──────── GIVEN INFORMATION

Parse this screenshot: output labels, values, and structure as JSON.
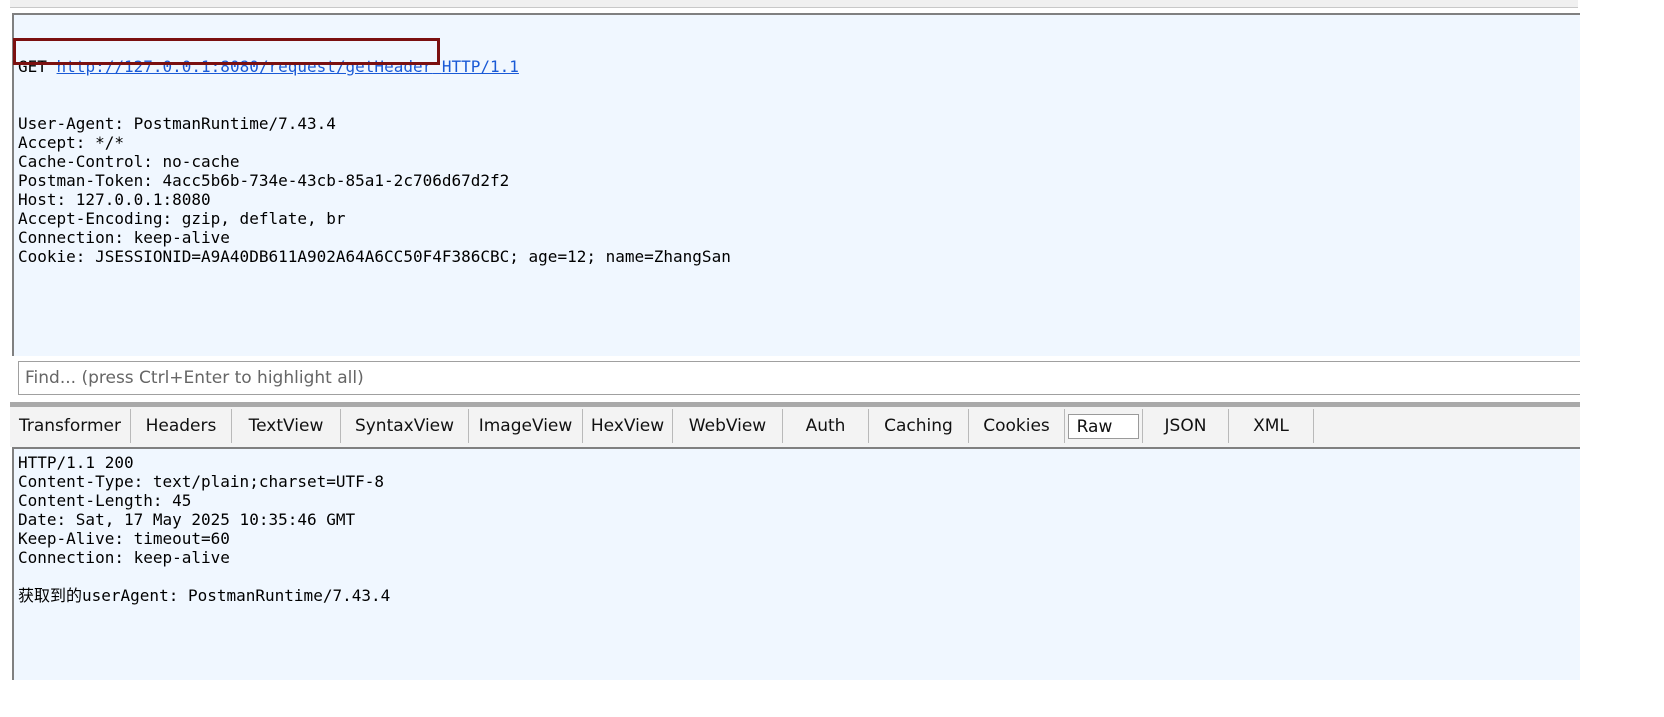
{
  "request": {
    "method": "GET",
    "url": "http://127.0.0.1:8080/request/getHeader",
    "protocol": "HTTP/1.1",
    "headers": [
      "User-Agent: PostmanRuntime/7.43.4",
      "Accept: */*",
      "Cache-Control: no-cache",
      "Postman-Token: 4acc5b6b-734e-43cb-85a1-2c706d67d2f2",
      "Host: 127.0.0.1:8080",
      "Accept-Encoding: gzip, deflate, br",
      "Connection: keep-alive",
      "Cookie: JSESSIONID=A9A40DB611A902A64A6CC50F4F386CBC; age=12; name=ZhangSan"
    ]
  },
  "find": {
    "placeholder": "Find... (press Ctrl+Enter to highlight all)"
  },
  "tabs": [
    {
      "label": "Transformer",
      "active": false
    },
    {
      "label": "Headers",
      "active": false
    },
    {
      "label": "TextView",
      "active": false
    },
    {
      "label": "SyntaxView",
      "active": false
    },
    {
      "label": "ImageView",
      "active": false
    },
    {
      "label": "HexView",
      "active": false
    },
    {
      "label": "WebView",
      "active": false
    },
    {
      "label": "Auth",
      "active": false
    },
    {
      "label": "Caching",
      "active": false
    },
    {
      "label": "Cookies",
      "active": false
    },
    {
      "label": "Raw",
      "active": true
    },
    {
      "label": "JSON",
      "active": false
    },
    {
      "label": "XML",
      "active": false
    }
  ],
  "response": {
    "lines": [
      "HTTP/1.1 200",
      "Content-Type: text/plain;charset=UTF-8",
      "Content-Length: 45",
      "Date: Sat, 17 May 2025 10:35:46 GMT",
      "Keep-Alive: timeout=60",
      "Connection: keep-alive",
      "",
      "获取到的userAgent: PostmanRuntime/7.43.4"
    ]
  },
  "colors": {
    "highlight_box": "#7b1010",
    "link": "#1a5ad6",
    "pane_bg": "#f0f7ff"
  }
}
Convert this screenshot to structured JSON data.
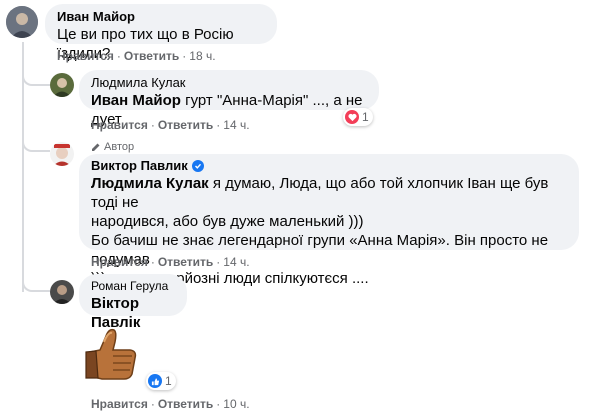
{
  "comments": [
    {
      "author": "Иван Майор",
      "text": "Це ви про тих що в Росію їздили?",
      "actions": {
        "like": "Нравится",
        "reply": "Ответить",
        "time": "18 ч."
      }
    },
    {
      "author": "Людмила Кулак",
      "mention": "Иван Майор",
      "text": " гурт \"Анна-Марія\" ..., а не дует",
      "reaction": {
        "icon": "heart-icon",
        "count": "1",
        "color": "#f33e58"
      },
      "actions": {
        "like": "Нравится",
        "reply": "Ответить",
        "time": "14 ч."
      }
    },
    {
      "badge": "Автор",
      "author": "Виктор Павлик",
      "verified_icon": "verified-badge-icon",
      "mention": "Людмила Кулак",
      "text_line1": " я думаю, Люда, що або той хлопчик Іван ще був тоді не",
      "text_line2": "народився, або був дуже маленький )))",
      "text_line3": "Бо бачиш не знає легендарної групи «Анна Марія». Він просто не подумав",
      "text_line4": "))) що тут серйозні люди спілкуютєся ....",
      "actions": {
        "like": "Нравится",
        "reply": "Ответить",
        "time": "14 ч."
      }
    },
    {
      "author": "Роман Герула",
      "mention": "Віктор Павлік",
      "sticker": "thumbs-up-sticker",
      "reaction": {
        "icon": "like-icon",
        "count": "1",
        "color": "#1877f2"
      },
      "actions": {
        "like": "Нравится",
        "reply": "Ответить",
        "time": "10 ч."
      }
    }
  ],
  "colors": {
    "bubble": "#f0f2f5",
    "meta": "#65676b",
    "verified": "#1877f2"
  }
}
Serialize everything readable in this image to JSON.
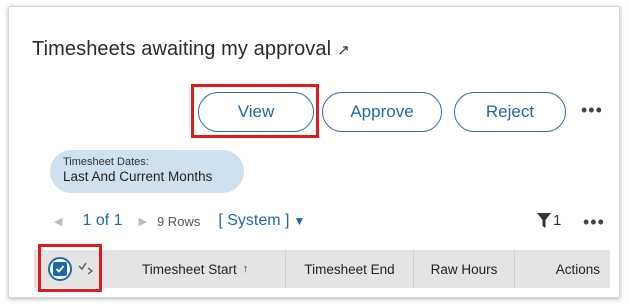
{
  "widget": {
    "title": "Timesheets awaiting my approval",
    "title_link_icon": "external-arrow-icon"
  },
  "toolbar": {
    "view_label": "View",
    "approve_label": "Approve",
    "reject_label": "Reject",
    "more_icon": "more-horizontal-icon"
  },
  "filter_chip": {
    "label": "Timesheet Dates:",
    "value": "Last And Current Months"
  },
  "pager": {
    "page_text": "1 of 1",
    "rows_text": "9 Rows",
    "view_selector": "[ System ]",
    "filter_count": "1"
  },
  "table": {
    "columns": [
      "Timesheet Start",
      "Timesheet End",
      "Raw Hours",
      "Actions"
    ],
    "sort_column": "Timesheet Start",
    "sort_direction": "ascending"
  },
  "colors": {
    "accent": "#1f67a9",
    "highlight": "#e01b1b",
    "chip_bg": "#cfe1ee",
    "header_bg": "#e4e4e4"
  }
}
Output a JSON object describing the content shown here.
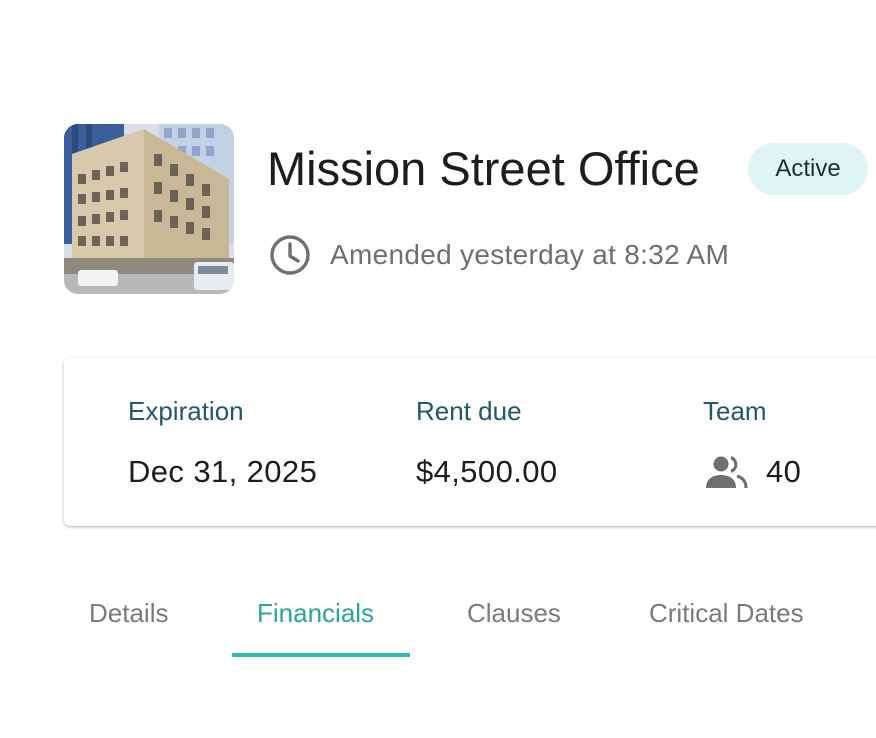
{
  "property": {
    "title": "Mission Street Office",
    "status": "Active",
    "amended": "Amended yesterday at 8:32 AM",
    "image_icon": "building-photo"
  },
  "stats": [
    {
      "label": "Expiration",
      "value": "Dec 31, 2025"
    },
    {
      "label": "Rent due",
      "value": "$4,500.00"
    },
    {
      "label": "Team",
      "value": "40",
      "icon": "people-icon"
    }
  ],
  "tabs": [
    {
      "label": "Details",
      "active": false
    },
    {
      "label": "Financials",
      "active": true
    },
    {
      "label": "Clauses",
      "active": false
    },
    {
      "label": "Critical Dates",
      "active": false
    }
  ],
  "colors": {
    "accent": "#2cbcad",
    "badge_bg": "#dff5f1",
    "stat_label": "#21586a"
  }
}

────────────────

§ **EXERCISE DIRECTIONS**: Set each line of the records down exactly, leaving every picture out.

§ **TASK OUTPUT**:
Parse this screenshot: output labels, values, and structure as JSON.
{
  "request": {
    "method": "GET",
    "url": "http://127.0.0.1:8080/request/getHeader",
    "protocol": "HTTP/1.1",
    "headers": [
      "User-Agent: PostmanRuntime/7.43.4",
      "Accept: */*",
      "Cache-Control: no-cache",
      "Postman-Token: 4acc5b6b-734e-43cb-85a1-2c706d67d2f2",
      "Host: 127.0.0.1:8080",
      "Accept-Encoding: gzip, deflate, br",
      "Connection: keep-alive",
      "Cookie: JSESSIONID=A9A40DB611A902A64A6CC50F4F386CBC; age=12; name=ZhangSan"
    ]
  },
  "find": {
    "placeholder": "Find... (press Ctrl+Enter to highlight all)"
  },
  "tabs": [
    {
      "label": "Transformer",
      "active": false
    },
    {
      "label": "Headers",
      "active": false
    },
    {
      "label": "TextView",
      "active": false
    },
    {
      "label": "SyntaxView",
      "active": false
    },
    {
      "label": "ImageView",
      "active": false
    },
    {
      "label": "HexView",
      "active": false
    },
    {
      "label": "WebView",
      "active": false
    },
    {
      "label": "Auth",
      "active": false
    },
    {
      "label": "Caching",
      "active": false
    },
    {
      "label": "Cookies",
      "active": false
    },
    {
      "label": "Raw",
      "active": true
    },
    {
      "label": "JSON",
      "active": false
    },
    {
      "label": "XML",
      "active": false
    }
  ],
  "response": {
    "lines": [
      "HTTP/1.1 200",
      "Content-Type: text/plain;charset=UTF-8",
      "Content-Length: 45",
      "Date: Sat, 17 May 2025 10:35:46 GMT",
      "Keep-Alive: timeout=60",
      "Connection: keep-alive",
      "",
      "获取到的userAgent: PostmanRuntime/7.43.4"
    ]
  },
  "colors": {
    "highlight_box": "#7b1010",
    "link": "#1a5ad6",
    "pane_bg": "#f0f7ff"
  }
}
Convert this screenshot to structured JSON data.
{
  "comments": [
    {
      "author": "Иван Майор",
      "text": "Це ви про тих що в Росію їздили?",
      "actions": {
        "like": "Нравится",
        "reply": "Ответить",
        "time": "18 ч."
      }
    },
    {
      "author": "Людмила Кулак",
      "mention": "Иван Майор",
      "text": " гурт \"Анна-Марія\" ..., а не дует",
      "reaction": {
        "icon": "heart-icon",
        "count": "1",
        "color": "#f33e58"
      },
      "actions": {
        "like": "Нравится",
        "reply": "Ответить",
        "time": "14 ч."
      }
    },
    {
      "badge": "Автор",
      "author": "Виктор Павлик",
      "verified_icon": "verified-badge-icon",
      "mention": "Людмила Кулак",
      "text_line1": " я думаю, Люда, що або той хлопчик Іван ще був тоді не",
      "text_line2": "народився, або був дуже маленький )))",
      "text_line3": "Бо бачиш не знає легендарної групи «Анна Марія». Він просто не подумав",
      "text_line4": "))) що тут серйозні люди спілкуютєся ....",
      "actions": {
        "like": "Нравится",
        "reply": "Ответить",
        "time": "14 ч."
      }
    },
    {
      "author": "Роман Герула",
      "mention": "Віктор Павлік",
      "sticker": "thumbs-up-sticker",
      "reaction": {
        "icon": "like-icon",
        "count": "1",
        "color": "#1877f2"
      },
      "actions": {
        "like": "Нравится",
        "reply": "Ответить",
        "time": "10 ч."
      }
    }
  ],
  "colors": {
    "bubble": "#f0f2f5",
    "meta": "#65676b",
    "verified": "#1877f2"
  }
}
Serialize everything readable in this image to JSON.
{
  "widget": {
    "title": "Timesheets awaiting my approval",
    "title_link_icon": "external-arrow-icon"
  },
  "toolbar": {
    "view_label": "View",
    "approve_label": "Approve",
    "reject_label": "Reject",
    "more_icon": "more-horizontal-icon"
  },
  "filter_chip": {
    "label": "Timesheet Dates:",
    "value": "Last And Current Months"
  },
  "pager": {
    "page_text": "1 of 1",
    "rows_text": "9 Rows",
    "view_selector": "[ System ]",
    "filter_count": "1"
  },
  "table": {
    "columns": [
      "Timesheet Start",
      "Timesheet End",
      "Raw Hours",
      "Actions"
    ],
    "sort_column": "Timesheet Start",
    "sort_direction": "ascending"
  },
  "colors": {
    "accent": "#1f67a9",
    "highlight": "#e01b1b",
    "chip_bg": "#cfe1ee",
    "header_bg": "#e4e4e4"
  }
}
Output a JSON object describing the content shown here.
{
  "property": {
    "title": "Mission Street Office",
    "status": "Active",
    "amended": "Amended yesterday at 8:32 AM",
    "image_icon": "building-photo"
  },
  "stats": [
    {
      "label": "Expiration",
      "value": "Dec 31, 2025"
    },
    {
      "label": "Rent due",
      "value": "$4,500.00"
    },
    {
      "label": "Team",
      "value": "40",
      "icon": "people-icon"
    }
  ],
  "tabs": [
    {
      "label": "Details",
      "active": false
    },
    {
      "label": "Financials",
      "active": true
    },
    {
      "label": "Clauses",
      "active": false
    },
    {
      "label": "Critical Dates",
      "active": false
    }
  ],
  "colors": {
    "accent": "#2cbcad",
    "badge_bg": "#dff5f1",
    "stat_label": "#21586a"
  }
}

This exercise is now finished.